### THE DATA

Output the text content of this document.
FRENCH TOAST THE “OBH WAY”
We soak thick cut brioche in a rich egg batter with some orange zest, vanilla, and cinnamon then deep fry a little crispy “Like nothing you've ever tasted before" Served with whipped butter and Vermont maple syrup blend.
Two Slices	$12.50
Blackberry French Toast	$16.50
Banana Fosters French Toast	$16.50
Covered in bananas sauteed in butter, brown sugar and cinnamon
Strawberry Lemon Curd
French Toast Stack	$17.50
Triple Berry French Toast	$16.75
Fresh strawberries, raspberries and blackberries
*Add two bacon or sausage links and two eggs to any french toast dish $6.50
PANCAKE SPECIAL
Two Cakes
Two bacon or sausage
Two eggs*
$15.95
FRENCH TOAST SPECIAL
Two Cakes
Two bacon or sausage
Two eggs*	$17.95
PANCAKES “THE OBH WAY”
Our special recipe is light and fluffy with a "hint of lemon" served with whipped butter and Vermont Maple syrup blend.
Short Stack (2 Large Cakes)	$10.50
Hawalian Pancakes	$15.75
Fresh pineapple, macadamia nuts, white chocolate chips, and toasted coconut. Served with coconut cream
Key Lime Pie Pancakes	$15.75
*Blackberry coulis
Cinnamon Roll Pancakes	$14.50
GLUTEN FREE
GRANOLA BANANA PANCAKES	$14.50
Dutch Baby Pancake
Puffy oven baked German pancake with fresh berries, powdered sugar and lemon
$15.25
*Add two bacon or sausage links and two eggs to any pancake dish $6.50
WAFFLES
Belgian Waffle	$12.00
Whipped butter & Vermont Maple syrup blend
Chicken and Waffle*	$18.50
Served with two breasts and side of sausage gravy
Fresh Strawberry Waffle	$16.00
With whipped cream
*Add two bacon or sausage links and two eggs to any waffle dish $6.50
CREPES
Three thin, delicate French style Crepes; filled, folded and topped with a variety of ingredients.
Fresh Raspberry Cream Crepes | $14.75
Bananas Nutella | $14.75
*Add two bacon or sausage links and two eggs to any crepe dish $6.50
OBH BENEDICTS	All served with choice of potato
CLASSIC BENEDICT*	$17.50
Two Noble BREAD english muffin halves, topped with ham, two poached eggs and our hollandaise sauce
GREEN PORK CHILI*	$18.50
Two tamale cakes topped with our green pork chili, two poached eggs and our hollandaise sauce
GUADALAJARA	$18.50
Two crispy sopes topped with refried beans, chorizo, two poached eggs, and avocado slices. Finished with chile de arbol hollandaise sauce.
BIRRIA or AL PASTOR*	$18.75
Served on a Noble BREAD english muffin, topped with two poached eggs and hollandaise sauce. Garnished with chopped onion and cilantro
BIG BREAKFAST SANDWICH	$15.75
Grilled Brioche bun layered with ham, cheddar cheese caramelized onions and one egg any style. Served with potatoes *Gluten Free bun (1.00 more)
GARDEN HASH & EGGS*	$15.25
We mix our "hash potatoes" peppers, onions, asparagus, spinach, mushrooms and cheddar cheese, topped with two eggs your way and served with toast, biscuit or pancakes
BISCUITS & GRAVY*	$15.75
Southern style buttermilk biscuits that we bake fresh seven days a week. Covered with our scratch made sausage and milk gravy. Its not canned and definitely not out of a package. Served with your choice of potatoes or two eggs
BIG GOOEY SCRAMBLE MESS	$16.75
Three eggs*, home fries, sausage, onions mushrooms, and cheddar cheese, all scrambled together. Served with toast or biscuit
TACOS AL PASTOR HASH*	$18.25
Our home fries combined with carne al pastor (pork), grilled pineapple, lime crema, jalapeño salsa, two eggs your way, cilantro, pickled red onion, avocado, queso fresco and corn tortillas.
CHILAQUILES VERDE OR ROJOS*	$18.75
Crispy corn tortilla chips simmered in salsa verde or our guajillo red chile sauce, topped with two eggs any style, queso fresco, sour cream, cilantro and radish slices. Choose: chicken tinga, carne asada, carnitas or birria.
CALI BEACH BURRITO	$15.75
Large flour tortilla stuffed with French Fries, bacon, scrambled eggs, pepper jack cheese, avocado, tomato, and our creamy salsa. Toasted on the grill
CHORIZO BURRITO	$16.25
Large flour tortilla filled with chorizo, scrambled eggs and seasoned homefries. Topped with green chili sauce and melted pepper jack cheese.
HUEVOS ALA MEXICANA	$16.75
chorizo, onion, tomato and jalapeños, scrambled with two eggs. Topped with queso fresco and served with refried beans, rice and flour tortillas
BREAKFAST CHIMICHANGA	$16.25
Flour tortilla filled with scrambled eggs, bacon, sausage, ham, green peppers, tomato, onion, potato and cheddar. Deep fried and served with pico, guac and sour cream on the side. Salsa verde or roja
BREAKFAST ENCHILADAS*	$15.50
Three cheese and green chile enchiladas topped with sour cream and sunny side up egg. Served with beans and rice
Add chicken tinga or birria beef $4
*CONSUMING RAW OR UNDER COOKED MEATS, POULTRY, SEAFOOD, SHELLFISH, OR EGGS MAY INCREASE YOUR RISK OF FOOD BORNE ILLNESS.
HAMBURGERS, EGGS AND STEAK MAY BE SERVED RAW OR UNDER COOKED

######
### THE DATA

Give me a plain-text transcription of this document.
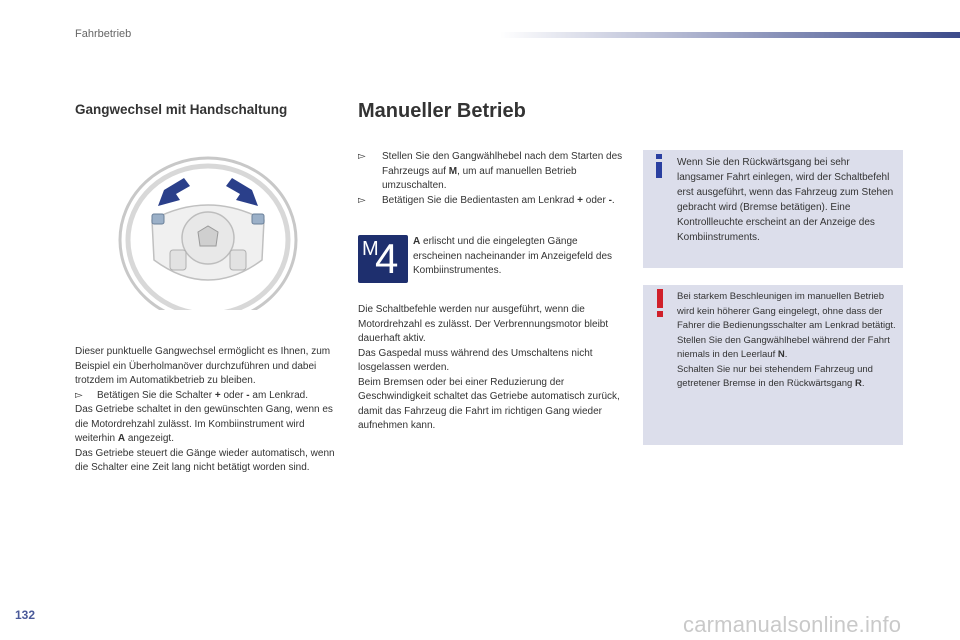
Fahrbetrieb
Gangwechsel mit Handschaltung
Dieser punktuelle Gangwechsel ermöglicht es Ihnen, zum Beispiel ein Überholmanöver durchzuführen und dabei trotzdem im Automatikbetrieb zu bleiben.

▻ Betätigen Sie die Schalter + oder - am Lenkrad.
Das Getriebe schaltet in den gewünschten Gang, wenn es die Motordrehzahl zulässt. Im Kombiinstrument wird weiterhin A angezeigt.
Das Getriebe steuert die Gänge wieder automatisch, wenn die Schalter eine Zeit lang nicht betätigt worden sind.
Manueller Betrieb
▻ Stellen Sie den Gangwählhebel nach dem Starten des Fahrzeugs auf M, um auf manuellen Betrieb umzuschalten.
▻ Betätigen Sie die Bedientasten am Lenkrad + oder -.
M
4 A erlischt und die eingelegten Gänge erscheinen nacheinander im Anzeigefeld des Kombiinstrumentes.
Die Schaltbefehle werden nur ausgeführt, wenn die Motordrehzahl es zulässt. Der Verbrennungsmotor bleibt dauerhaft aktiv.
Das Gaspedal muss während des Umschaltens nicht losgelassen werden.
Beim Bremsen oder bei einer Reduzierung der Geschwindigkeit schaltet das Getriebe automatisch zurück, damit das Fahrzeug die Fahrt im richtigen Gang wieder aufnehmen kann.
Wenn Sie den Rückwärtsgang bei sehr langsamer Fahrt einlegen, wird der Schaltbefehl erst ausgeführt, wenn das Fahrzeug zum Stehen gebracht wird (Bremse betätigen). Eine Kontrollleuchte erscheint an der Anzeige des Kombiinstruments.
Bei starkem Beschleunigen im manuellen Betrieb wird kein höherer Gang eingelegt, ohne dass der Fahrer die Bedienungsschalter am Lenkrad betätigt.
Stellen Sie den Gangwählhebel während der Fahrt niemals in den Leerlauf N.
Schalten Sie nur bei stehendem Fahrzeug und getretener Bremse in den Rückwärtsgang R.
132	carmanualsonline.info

######

**WHAT TO WORK ON**
Which lines in the listing above hold the word "poached"? Show each of them.

**RIGHT ANSWER**
Two Noble BREAD english muffin halves, topped with ham, two poached eggs and our hollandaise sauce
Two tamale cakes topped with our green pork chili, two poached eggs and our hollandaise sauce
Two crispy sopes topped with refried beans, chorizo, two poached eggs, and avocado slices. Finished with chile de arbol hollandaise sauce.
Served on a Noble BREAD english muffin, topped with two poached eggs and hollandaise sauce. Garnished with chopped onion and cilantro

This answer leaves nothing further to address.